WHAT IS EXPECTED: From the entries below, copy out every line with "title" in it.

GIVEN DATA:
--- BEGIN ---

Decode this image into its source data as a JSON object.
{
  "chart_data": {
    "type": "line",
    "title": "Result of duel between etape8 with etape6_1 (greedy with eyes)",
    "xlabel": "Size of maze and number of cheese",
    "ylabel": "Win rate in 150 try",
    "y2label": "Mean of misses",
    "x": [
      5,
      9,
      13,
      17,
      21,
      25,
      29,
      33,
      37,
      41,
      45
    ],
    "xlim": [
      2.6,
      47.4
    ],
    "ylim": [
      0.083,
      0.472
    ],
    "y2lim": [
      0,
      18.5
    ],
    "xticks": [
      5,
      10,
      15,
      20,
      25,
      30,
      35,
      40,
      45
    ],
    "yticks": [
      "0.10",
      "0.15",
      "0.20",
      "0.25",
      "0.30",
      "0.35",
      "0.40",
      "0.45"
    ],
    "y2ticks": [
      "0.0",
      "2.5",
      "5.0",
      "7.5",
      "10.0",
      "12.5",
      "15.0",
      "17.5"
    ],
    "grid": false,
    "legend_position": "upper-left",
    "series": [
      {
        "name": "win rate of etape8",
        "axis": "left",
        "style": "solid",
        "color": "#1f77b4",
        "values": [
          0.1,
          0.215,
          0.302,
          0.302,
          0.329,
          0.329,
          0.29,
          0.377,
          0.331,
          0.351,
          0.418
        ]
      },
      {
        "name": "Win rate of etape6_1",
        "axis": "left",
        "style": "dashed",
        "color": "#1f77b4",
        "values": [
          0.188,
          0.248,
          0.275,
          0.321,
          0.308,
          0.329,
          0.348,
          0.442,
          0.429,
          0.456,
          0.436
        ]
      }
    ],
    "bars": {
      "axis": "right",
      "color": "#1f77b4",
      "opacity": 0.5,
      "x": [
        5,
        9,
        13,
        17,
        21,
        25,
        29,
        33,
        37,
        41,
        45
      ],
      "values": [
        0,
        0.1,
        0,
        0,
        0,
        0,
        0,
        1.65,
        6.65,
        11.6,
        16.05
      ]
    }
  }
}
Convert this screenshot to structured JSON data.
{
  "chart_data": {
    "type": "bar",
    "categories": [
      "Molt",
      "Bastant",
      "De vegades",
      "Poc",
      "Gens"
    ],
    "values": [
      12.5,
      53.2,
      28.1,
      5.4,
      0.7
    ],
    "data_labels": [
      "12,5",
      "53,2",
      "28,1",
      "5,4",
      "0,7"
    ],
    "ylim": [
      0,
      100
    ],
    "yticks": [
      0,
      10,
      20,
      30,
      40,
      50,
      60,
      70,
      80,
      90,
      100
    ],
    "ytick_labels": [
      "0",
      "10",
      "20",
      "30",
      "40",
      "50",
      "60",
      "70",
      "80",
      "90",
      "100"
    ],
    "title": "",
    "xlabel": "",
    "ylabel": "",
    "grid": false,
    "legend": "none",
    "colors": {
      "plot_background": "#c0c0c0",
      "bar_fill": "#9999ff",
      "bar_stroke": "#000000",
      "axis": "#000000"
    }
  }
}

--- END ---

EXPECTED ANSWER:
    "title": "Result of duel between etape8 with etape6_1 (greedy with eyes)",
    "title": "",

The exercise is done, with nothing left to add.